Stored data
>>>

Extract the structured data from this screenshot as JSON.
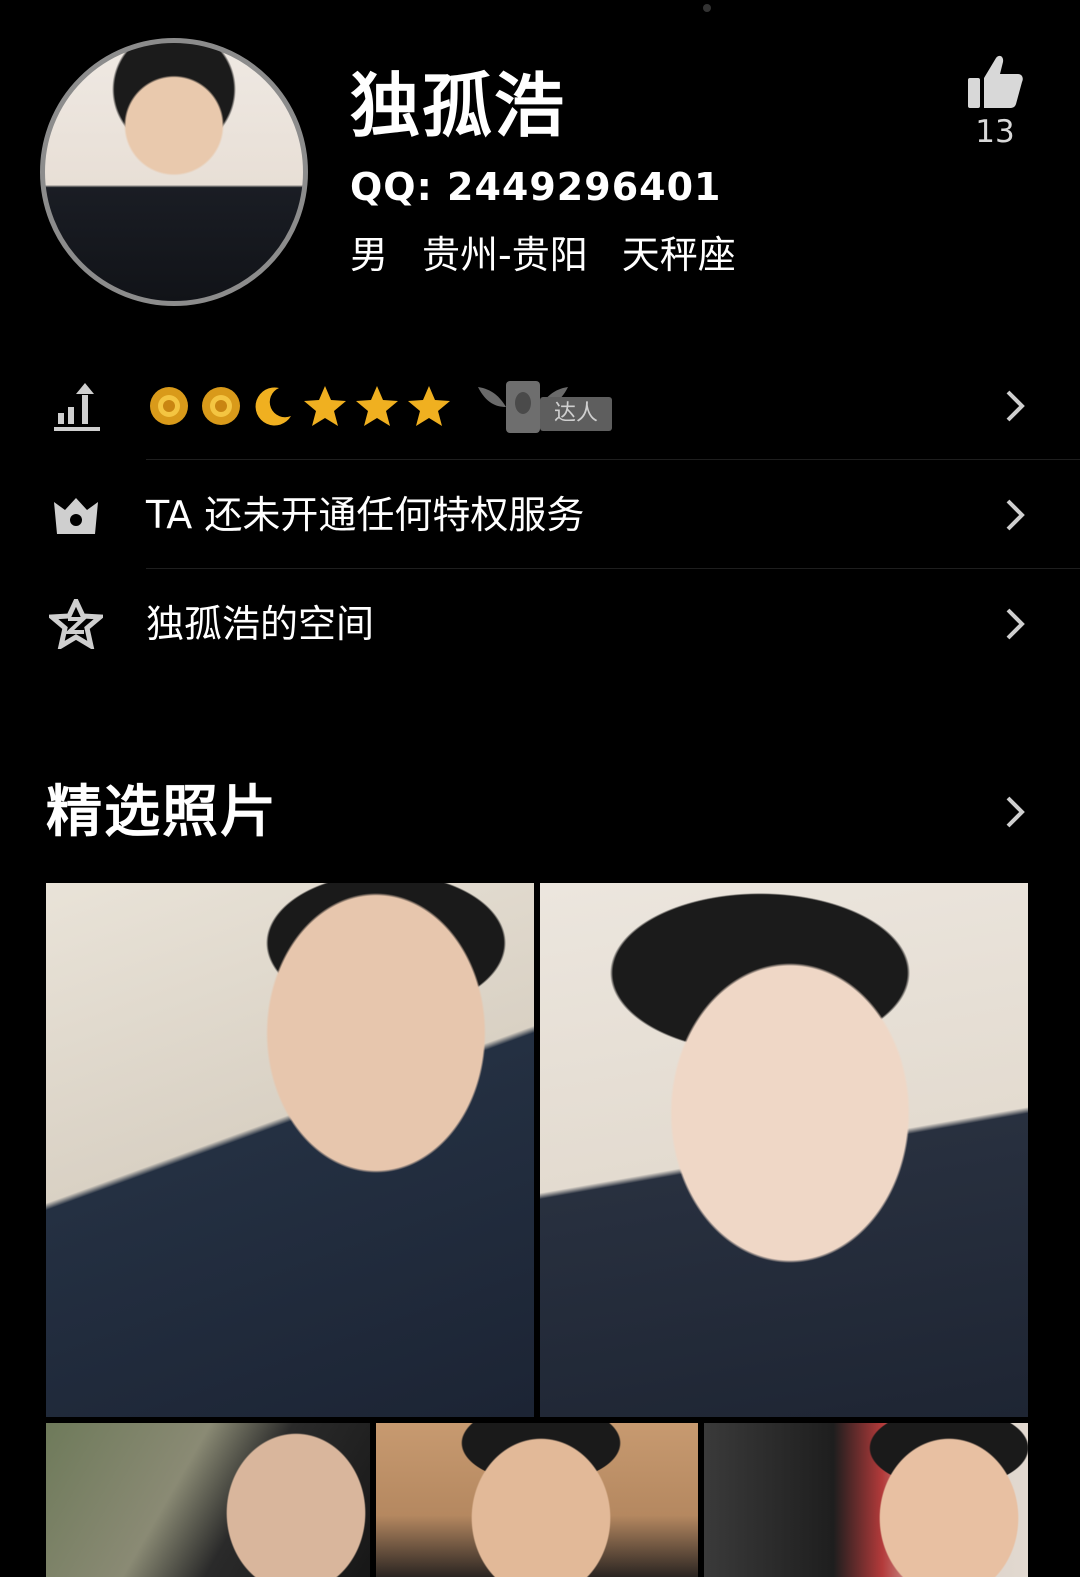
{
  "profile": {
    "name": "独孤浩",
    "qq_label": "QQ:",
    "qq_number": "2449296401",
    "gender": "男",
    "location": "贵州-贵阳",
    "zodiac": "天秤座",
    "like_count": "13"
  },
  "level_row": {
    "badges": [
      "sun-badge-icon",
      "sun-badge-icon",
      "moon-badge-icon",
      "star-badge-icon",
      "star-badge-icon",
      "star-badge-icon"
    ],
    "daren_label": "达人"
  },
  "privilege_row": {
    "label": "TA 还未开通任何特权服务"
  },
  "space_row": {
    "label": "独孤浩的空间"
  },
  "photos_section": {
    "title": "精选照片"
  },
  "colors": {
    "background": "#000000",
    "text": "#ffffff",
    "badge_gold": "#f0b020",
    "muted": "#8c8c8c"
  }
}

<<<

* Stated task
Repeat the records above exactly, omitting every picture.

* Final result
Extract the structured data from this screenshot as JSON.
{
  "profile": {
    "name": "独孤浩",
    "qq_label": "QQ:",
    "qq_number": "2449296401",
    "gender": "男",
    "location": "贵州-贵阳",
    "zodiac": "天秤座",
    "like_count": "13"
  },
  "level_row": {
    "badges": [
      "sun-badge-icon",
      "sun-badge-icon",
      "moon-badge-icon",
      "star-badge-icon",
      "star-badge-icon",
      "star-badge-icon"
    ],
    "daren_label": "达人"
  },
  "privilege_row": {
    "label": "TA 还未开通任何特权服务"
  },
  "space_row": {
    "label": "独孤浩的空间"
  },
  "photos_section": {
    "title": "精选照片"
  },
  "colors": {
    "background": "#000000",
    "text": "#ffffff",
    "badge_gold": "#f0b020",
    "muted": "#8c8c8c"
  }
}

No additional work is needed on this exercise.